[Entries from a dataset]
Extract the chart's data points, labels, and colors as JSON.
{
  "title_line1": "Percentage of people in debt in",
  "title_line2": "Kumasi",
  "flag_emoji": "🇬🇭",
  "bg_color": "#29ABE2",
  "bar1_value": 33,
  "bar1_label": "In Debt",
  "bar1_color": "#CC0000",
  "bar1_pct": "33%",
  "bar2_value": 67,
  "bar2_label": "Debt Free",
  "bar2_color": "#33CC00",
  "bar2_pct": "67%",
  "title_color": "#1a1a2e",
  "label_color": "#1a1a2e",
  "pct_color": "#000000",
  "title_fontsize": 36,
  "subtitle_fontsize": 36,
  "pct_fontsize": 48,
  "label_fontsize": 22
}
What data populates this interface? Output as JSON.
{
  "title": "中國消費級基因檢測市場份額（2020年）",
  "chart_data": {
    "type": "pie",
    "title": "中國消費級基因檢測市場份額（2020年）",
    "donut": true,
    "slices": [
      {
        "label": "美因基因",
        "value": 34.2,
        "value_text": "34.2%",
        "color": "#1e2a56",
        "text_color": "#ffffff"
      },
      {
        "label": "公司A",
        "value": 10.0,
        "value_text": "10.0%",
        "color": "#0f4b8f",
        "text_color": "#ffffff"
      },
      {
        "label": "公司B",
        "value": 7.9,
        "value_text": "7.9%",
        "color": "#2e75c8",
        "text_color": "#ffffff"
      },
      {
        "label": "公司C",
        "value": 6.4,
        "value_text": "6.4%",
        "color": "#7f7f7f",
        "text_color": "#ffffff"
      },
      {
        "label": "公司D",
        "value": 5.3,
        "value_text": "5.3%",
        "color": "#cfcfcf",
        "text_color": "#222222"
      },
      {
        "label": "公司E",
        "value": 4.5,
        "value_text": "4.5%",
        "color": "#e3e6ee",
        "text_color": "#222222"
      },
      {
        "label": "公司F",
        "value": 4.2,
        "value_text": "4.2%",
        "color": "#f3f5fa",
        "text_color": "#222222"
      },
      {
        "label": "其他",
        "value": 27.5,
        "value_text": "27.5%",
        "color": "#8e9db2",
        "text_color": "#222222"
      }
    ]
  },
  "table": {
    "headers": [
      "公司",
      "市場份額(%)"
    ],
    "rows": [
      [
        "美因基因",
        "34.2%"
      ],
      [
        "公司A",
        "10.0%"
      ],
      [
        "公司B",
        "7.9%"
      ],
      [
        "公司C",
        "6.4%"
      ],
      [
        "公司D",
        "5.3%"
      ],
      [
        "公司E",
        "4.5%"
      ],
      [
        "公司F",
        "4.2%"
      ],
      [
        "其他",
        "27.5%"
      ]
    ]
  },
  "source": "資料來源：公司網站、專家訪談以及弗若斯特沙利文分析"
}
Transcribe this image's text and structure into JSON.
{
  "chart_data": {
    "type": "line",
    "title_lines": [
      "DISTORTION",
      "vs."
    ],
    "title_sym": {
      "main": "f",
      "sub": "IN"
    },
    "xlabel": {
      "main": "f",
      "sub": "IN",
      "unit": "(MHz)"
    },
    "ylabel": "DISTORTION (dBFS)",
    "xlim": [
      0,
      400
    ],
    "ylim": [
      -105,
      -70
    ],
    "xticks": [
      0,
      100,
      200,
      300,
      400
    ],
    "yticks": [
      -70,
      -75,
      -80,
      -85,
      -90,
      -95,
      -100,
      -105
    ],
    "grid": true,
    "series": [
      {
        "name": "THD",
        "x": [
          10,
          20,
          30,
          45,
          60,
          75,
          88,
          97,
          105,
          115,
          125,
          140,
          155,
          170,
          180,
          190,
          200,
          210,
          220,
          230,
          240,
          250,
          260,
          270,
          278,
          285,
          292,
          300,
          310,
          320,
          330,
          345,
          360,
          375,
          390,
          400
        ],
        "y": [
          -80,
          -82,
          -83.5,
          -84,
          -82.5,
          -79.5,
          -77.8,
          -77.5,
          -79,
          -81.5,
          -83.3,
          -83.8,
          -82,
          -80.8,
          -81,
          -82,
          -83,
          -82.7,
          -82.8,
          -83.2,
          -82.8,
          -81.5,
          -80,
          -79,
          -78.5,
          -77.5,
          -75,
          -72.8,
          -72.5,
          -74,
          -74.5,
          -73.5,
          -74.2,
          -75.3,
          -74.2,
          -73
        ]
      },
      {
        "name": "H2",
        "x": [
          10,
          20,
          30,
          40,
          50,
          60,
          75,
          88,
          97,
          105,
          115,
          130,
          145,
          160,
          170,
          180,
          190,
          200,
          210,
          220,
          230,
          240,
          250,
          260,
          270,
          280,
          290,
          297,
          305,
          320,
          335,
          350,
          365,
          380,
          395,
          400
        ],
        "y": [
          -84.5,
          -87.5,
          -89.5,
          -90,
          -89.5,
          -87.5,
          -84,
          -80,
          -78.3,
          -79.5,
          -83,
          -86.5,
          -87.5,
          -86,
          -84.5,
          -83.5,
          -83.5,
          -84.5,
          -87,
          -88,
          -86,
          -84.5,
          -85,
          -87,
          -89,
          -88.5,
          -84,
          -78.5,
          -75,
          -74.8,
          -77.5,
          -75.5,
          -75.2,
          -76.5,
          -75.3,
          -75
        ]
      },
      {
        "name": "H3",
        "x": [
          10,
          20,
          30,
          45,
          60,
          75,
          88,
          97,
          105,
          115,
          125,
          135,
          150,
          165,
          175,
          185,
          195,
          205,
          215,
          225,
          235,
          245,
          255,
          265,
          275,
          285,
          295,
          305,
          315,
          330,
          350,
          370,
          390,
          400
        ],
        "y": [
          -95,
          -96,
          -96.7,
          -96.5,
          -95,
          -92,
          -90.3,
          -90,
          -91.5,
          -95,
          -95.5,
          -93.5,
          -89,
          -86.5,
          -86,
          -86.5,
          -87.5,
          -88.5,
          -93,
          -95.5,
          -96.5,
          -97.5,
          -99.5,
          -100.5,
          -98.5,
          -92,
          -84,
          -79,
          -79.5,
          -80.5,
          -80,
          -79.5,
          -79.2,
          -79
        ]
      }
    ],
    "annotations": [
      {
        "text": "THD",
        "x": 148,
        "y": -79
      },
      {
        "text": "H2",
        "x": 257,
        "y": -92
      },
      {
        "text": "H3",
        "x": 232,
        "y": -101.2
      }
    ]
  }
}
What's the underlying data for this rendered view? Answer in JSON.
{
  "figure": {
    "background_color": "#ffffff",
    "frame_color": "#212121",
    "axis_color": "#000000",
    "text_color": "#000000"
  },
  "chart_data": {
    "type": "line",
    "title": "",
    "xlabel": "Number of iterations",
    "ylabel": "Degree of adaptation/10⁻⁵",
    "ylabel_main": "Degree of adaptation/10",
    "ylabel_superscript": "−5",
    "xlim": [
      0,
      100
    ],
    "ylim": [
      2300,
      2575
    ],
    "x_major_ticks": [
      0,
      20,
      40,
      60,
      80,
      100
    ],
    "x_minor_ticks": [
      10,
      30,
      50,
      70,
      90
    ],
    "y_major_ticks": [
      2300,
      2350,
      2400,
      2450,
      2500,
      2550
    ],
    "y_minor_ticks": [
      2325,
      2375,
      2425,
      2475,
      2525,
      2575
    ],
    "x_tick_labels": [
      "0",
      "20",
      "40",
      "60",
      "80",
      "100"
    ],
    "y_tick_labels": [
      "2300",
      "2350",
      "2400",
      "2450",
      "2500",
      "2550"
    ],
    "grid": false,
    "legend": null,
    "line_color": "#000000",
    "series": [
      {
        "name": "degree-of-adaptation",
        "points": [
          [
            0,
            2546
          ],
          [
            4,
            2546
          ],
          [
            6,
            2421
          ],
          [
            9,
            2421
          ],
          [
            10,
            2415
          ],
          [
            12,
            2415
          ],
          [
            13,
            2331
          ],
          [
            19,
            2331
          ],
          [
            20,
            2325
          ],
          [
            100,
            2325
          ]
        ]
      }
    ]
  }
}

● **Short task**: Gather each line in the data that holds the string "JSON".

● **Correct answer**:
Extract the chart's data points, labels, and colors as JSON.
What data populates this interface? Output as JSON.
Transcribe this image's text and structure into JSON.
What's the underlying data for this rendered view? Answer in JSON.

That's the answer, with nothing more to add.